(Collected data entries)
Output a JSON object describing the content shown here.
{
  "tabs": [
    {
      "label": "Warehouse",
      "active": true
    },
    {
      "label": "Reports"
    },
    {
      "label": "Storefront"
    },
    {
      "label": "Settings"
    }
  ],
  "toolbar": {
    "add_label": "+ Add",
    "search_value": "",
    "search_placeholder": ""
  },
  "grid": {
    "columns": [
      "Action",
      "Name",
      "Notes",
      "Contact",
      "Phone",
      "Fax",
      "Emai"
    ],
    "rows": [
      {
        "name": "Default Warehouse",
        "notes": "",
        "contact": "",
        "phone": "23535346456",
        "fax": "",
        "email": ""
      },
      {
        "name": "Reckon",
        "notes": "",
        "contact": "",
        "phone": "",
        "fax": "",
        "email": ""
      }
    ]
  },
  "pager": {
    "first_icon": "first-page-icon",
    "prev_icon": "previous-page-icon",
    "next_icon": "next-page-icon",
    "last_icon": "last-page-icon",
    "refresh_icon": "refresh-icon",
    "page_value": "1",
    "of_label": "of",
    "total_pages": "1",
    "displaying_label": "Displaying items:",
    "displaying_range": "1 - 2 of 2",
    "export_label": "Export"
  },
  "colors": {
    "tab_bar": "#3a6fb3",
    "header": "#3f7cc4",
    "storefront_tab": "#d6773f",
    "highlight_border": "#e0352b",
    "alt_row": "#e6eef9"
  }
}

| Aim of the exercise |
Identify the lines in the entries above that contain "icon", then copy them out.

| Task response |
    "first_icon": "first-page-icon",
    "prev_icon": "previous-page-icon",
    "next_icon": "next-page-icon",
    "last_icon": "last-page-icon",
    "refresh_icon": "refresh-icon",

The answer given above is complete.